_SHORT TASK_. Print all records exactly, leaving nothing out.

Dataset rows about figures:
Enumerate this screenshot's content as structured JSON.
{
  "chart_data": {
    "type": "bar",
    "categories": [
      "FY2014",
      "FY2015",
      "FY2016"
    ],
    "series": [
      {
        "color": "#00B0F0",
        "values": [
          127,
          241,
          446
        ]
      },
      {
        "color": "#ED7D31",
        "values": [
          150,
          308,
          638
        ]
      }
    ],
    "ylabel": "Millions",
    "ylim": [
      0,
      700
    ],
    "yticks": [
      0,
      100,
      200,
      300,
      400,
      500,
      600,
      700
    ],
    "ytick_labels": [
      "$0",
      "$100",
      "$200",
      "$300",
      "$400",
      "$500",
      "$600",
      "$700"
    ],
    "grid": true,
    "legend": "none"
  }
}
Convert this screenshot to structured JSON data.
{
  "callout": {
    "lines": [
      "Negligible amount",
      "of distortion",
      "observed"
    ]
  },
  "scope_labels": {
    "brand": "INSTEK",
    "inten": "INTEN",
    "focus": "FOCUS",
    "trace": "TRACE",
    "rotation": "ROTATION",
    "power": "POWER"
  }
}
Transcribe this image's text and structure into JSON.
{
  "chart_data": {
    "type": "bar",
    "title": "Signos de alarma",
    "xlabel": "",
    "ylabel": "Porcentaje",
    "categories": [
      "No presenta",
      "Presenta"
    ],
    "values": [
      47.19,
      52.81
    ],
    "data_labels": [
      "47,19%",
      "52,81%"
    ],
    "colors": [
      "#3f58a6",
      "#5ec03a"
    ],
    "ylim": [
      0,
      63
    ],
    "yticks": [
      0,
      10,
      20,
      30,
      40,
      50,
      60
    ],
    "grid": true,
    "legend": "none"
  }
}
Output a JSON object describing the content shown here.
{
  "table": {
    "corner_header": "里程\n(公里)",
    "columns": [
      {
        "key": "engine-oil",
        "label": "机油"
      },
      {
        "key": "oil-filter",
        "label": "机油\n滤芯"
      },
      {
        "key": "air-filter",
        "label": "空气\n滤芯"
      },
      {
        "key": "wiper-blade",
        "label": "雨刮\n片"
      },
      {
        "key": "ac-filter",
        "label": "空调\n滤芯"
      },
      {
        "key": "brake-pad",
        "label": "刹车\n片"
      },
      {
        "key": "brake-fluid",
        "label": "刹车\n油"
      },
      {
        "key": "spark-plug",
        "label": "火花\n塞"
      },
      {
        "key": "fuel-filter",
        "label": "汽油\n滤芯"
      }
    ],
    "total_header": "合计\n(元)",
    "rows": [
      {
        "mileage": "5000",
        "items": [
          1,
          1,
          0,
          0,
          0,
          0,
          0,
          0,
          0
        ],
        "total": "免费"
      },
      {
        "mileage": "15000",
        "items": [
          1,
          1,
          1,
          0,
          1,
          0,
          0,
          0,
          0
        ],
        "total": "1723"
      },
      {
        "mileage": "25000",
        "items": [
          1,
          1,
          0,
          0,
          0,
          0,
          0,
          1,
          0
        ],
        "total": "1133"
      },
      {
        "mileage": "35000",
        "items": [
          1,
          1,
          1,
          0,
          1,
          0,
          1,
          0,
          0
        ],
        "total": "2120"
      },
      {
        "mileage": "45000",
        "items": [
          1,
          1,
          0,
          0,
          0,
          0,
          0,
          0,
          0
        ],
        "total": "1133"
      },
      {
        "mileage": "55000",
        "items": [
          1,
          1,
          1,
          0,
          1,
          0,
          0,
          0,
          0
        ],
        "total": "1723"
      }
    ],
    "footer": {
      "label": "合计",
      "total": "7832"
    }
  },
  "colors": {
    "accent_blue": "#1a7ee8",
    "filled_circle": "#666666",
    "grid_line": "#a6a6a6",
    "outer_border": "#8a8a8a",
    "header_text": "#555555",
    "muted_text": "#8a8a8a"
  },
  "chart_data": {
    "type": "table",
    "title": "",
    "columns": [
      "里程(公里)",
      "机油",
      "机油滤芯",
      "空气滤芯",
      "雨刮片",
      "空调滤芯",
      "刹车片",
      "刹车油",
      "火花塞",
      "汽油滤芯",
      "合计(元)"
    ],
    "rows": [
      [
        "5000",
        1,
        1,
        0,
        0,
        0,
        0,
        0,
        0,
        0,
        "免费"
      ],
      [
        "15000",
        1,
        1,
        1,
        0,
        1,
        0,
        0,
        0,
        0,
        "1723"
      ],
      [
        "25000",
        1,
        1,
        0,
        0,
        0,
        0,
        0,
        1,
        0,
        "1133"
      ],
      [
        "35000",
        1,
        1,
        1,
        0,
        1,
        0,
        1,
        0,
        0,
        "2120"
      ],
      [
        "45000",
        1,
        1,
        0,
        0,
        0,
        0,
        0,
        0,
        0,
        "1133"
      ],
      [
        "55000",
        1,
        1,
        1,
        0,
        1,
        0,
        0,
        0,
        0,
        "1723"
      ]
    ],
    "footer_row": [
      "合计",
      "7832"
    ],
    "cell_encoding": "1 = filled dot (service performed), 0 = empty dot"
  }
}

_OUTPUT OF THE TASK_.
Enumerate this screenshot's content as structured JSON.
{
  "chart_data": {
    "type": "bar",
    "categories": [
      "FY2014",
      "FY2015",
      "FY2016"
    ],
    "series": [
      {
        "color": "#00B0F0",
        "values": [
          127,
          241,
          446
        ]
      },
      {
        "color": "#ED7D31",
        "values": [
          150,
          308,
          638
        ]
      }
    ],
    "ylabel": "Millions",
    "ylim": [
      0,
      700
    ],
    "yticks": [
      0,
      100,
      200,
      300,
      400,
      500,
      600,
      700
    ],
    "ytick_labels": [
      "$0",
      "$100",
      "$200",
      "$300",
      "$400",
      "$500",
      "$600",
      "$700"
    ],
    "grid": true,
    "legend": "none"
  }
}
Convert this screenshot to structured JSON data.
{
  "callout": {
    "lines": [
      "Negligible amount",
      "of distortion",
      "observed"
    ]
  },
  "scope_labels": {
    "brand": "INSTEK",
    "inten": "INTEN",
    "focus": "FOCUS",
    "trace": "TRACE",
    "rotation": "ROTATION",
    "power": "POWER"
  }
}
Transcribe this image's text and structure into JSON.
{
  "chart_data": {
    "type": "bar",
    "title": "Signos de alarma",
    "xlabel": "",
    "ylabel": "Porcentaje",
    "categories": [
      "No presenta",
      "Presenta"
    ],
    "values": [
      47.19,
      52.81
    ],
    "data_labels": [
      "47,19%",
      "52,81%"
    ],
    "colors": [
      "#3f58a6",
      "#5ec03a"
    ],
    "ylim": [
      0,
      63
    ],
    "yticks": [
      0,
      10,
      20,
      30,
      40,
      50,
      60
    ],
    "grid": true,
    "legend": "none"
  }
}
Output a JSON object describing the content shown here.
{
  "table": {
    "corner_header": "里程\n(公里)",
    "columns": [
      {
        "key": "engine-oil",
        "label": "机油"
      },
      {
        "key": "oil-filter",
        "label": "机油\n滤芯"
      },
      {
        "key": "air-filter",
        "label": "空气\n滤芯"
      },
      {
        "key": "wiper-blade",
        "label": "雨刮\n片"
      },
      {
        "key": "ac-filter",
        "label": "空调\n滤芯"
      },
      {
        "key": "brake-pad",
        "label": "刹车\n片"
      },
      {
        "key": "brake-fluid",
        "label": "刹车\n油"
      },
      {
        "key": "spark-plug",
        "label": "火花\n塞"
      },
      {
        "key": "fuel-filter",
        "label": "汽油\n滤芯"
      }
    ],
    "total_header": "合计\n(元)",
    "rows": [
      {
        "mileage": "5000",
        "items": [
          1,
          1,
          0,
          0,
          0,
          0,
          0,
          0,
          0
        ],
        "total": "免费"
      },
      {
        "mileage": "15000",
        "items": [
          1,
          1,
          1,
          0,
          1,
          0,
          0,
          0,
          0
        ],
        "total": "1723"
      },
      {
        "mileage": "25000",
        "items": [
          1,
          1,
          0,
          0,
          0,
          0,
          0,
          1,
          0
        ],
        "total": "1133"
      },
      {
        "mileage": "35000",
        "items": [
          1,
          1,
          1,
          0,
          1,
          0,
          1,
          0,
          0
        ],
        "total": "2120"
      },
      {
        "mileage": "45000",
        "items": [
          1,
          1,
          0,
          0,
          0,
          0,
          0,
          0,
          0
        ],
        "total": "1133"
      },
      {
        "mileage": "55000",
        "items": [
          1,
          1,
          1,
          0,
          1,
          0,
          0,
          0,
          0
        ],
        "total": "1723"
      }
    ],
    "footer": {
      "label": "合计",
      "total": "7832"
    }
  },
  "colors": {
    "accent_blue": "#1a7ee8",
    "filled_circle": "#666666",
    "grid_line": "#a6a6a6",
    "outer_border": "#8a8a8a",
    "header_text": "#555555",
    "muted_text": "#8a8a8a"
  },
  "chart_data": {
    "type": "table",
    "title": "",
    "columns": [
      "里程(公里)",
      "机油",
      "机油滤芯",
      "空气滤芯",
      "雨刮片",
      "空调滤芯",
      "刹车片",
      "刹车油",
      "火花塞",
      "汽油滤芯",
      "合计(元)"
    ],
    "rows": [
      [
        "5000",
        1,
        1,
        0,
        0,
        0,
        0,
        0,
        0,
        0,
        "免费"
      ],
      [
        "15000",
        1,
        1,
        1,
        0,
        1,
        0,
        0,
        0,
        0,
        "1723"
      ],
      [
        "25000",
        1,
        1,
        0,
        0,
        0,
        0,
        0,
        1,
        0,
        "1133"
      ],
      [
        "35000",
        1,
        1,
        1,
        0,
        1,
        0,
        1,
        0,
        0,
        "2120"
      ],
      [
        "45000",
        1,
        1,
        0,
        0,
        0,
        0,
        0,
        0,
        0,
        "1133"
      ],
      [
        "55000",
        1,
        1,
        1,
        0,
        1,
        0,
        0,
        0,
        0,
        "1723"
      ]
    ],
    "footer_row": [
      "合计",
      "7832"
    ],
    "cell_encoding": "1 = filled dot (service performed), 0 = empty dot"
  }
}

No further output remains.